Recorded data:
..............................

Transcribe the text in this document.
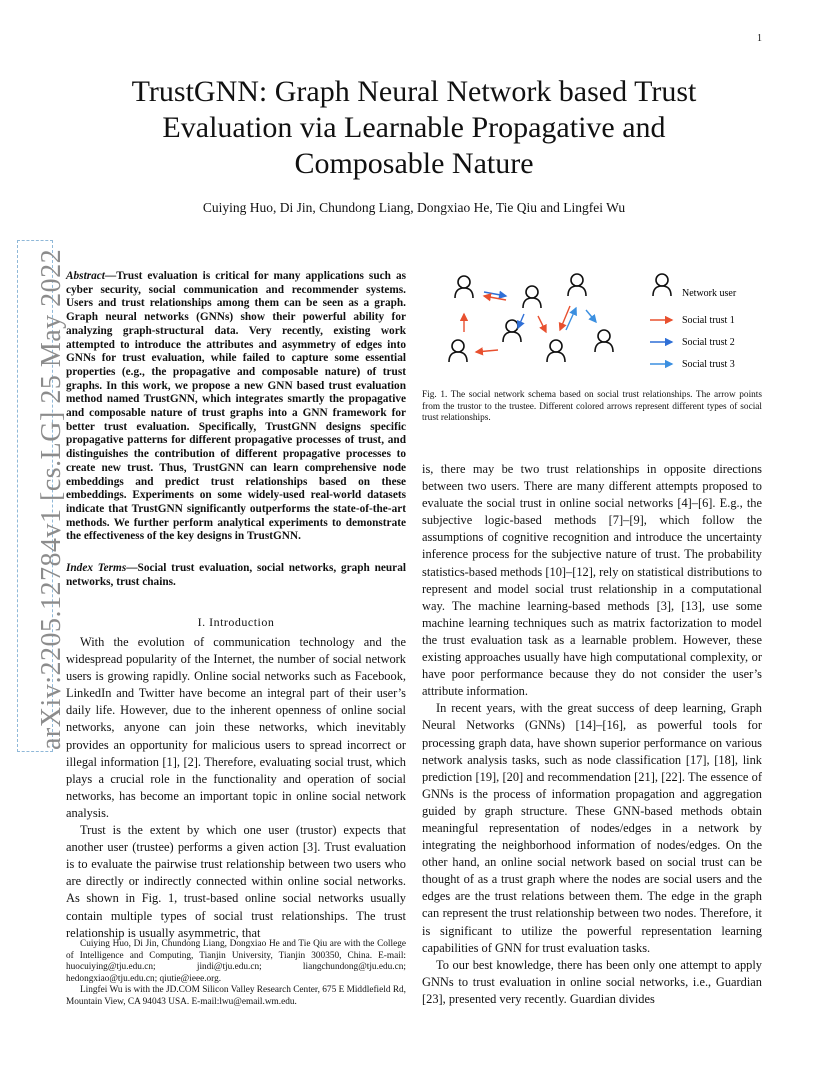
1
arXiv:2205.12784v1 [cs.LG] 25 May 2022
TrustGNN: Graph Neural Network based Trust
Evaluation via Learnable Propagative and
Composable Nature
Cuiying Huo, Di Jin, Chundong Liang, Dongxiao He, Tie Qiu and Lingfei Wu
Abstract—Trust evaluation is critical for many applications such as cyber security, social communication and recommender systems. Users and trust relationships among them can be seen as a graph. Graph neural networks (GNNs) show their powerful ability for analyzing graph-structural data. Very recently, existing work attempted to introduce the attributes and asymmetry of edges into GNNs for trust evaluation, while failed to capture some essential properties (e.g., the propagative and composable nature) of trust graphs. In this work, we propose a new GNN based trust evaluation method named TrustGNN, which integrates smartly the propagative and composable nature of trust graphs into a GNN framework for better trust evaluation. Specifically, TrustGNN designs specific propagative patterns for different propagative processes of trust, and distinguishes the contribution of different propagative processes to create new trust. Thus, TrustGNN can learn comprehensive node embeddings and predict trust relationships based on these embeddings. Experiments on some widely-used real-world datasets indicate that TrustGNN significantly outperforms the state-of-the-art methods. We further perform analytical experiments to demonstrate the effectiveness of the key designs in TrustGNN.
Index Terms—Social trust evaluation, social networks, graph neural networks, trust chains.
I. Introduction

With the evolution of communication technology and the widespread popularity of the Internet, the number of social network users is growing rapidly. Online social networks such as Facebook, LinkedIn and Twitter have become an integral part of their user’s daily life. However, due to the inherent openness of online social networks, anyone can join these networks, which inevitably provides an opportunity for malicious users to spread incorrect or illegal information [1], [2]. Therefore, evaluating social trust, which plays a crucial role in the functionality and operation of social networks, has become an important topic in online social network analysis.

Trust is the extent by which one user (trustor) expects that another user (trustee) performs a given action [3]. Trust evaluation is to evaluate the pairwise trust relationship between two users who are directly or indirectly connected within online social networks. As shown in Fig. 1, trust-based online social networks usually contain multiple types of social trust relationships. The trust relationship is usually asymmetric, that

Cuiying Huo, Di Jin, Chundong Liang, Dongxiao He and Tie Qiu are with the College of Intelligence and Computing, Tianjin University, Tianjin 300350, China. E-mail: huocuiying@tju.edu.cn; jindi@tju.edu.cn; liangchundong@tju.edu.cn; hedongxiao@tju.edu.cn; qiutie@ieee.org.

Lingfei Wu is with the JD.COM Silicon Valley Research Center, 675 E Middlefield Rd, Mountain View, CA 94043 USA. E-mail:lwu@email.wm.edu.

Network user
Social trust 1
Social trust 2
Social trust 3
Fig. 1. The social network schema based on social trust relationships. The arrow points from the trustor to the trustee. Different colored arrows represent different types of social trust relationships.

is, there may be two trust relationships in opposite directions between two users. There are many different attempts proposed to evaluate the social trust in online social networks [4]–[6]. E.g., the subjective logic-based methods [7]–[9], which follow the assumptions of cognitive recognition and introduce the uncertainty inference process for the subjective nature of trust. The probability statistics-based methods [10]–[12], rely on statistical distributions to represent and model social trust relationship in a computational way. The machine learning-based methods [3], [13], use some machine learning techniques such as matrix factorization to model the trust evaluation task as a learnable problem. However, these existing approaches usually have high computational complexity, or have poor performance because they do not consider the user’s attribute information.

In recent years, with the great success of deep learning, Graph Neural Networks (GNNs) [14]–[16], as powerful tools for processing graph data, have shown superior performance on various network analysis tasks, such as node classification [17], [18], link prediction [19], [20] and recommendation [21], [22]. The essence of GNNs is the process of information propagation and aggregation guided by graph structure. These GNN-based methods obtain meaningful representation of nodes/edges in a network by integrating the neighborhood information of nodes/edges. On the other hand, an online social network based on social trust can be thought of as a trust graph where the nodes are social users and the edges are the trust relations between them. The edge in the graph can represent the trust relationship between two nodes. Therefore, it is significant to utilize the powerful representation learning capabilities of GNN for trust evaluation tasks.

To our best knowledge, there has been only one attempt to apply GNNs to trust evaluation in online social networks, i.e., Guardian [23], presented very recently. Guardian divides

..............................

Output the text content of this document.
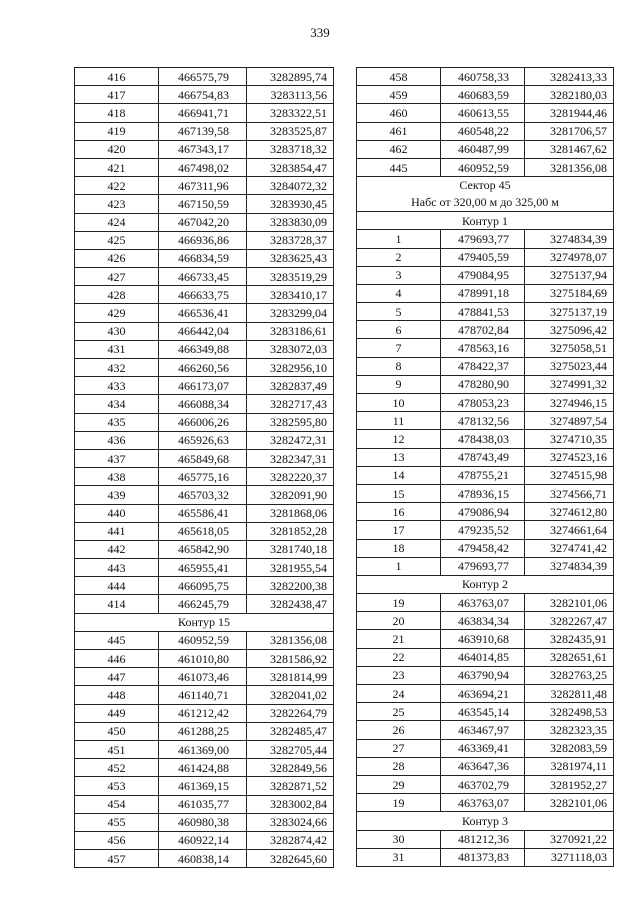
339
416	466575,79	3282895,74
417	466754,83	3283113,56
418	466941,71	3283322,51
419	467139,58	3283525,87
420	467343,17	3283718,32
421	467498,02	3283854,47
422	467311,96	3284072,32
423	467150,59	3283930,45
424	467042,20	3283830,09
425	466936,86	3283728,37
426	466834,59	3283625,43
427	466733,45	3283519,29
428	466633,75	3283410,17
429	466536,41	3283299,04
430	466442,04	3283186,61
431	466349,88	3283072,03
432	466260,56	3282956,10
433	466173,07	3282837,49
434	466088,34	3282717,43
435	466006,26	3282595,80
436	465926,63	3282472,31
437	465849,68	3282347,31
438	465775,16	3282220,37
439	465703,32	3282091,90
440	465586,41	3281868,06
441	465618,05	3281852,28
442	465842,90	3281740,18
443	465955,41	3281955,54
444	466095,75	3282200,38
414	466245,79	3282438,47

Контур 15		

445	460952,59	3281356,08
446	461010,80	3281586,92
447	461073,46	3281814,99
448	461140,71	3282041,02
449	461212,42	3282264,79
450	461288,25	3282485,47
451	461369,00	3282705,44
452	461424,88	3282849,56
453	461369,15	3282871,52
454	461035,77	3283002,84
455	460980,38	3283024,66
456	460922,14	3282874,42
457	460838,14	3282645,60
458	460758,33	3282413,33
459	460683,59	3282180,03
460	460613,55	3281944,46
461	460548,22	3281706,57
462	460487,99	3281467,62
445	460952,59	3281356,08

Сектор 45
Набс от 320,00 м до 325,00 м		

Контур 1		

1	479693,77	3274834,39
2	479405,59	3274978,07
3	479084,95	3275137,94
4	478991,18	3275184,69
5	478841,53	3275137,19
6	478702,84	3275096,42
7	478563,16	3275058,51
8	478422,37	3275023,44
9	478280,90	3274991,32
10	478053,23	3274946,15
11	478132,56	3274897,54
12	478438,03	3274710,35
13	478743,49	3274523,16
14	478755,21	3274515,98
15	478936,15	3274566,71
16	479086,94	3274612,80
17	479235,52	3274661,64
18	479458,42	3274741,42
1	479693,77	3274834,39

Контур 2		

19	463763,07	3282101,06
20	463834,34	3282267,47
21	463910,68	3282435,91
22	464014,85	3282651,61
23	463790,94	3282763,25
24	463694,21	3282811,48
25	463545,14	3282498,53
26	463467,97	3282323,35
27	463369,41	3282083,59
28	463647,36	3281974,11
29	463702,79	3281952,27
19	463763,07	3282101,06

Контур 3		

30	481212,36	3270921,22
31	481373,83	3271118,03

..............................

_What is expected_. Show all lines from the records above where the word "trustor" occurs.

_Response to this task_.
Trust is the extent by which one user (trustor) expects that another user (trustee) performs a given action [3]. Trust evaluation is to evaluate the pairwise trust relationship between two users who are directly or indirectly connected within online social networks. As shown in Fig. 1, trust-based online social networks usually contain multiple types of social trust relationships. The trust relationship is usually asymmetric, that
Fig. 1. The social network schema based on social trust relationships. The arrow points from the trustor to the trustee. Different colored arrows represent different types of social trust relationships.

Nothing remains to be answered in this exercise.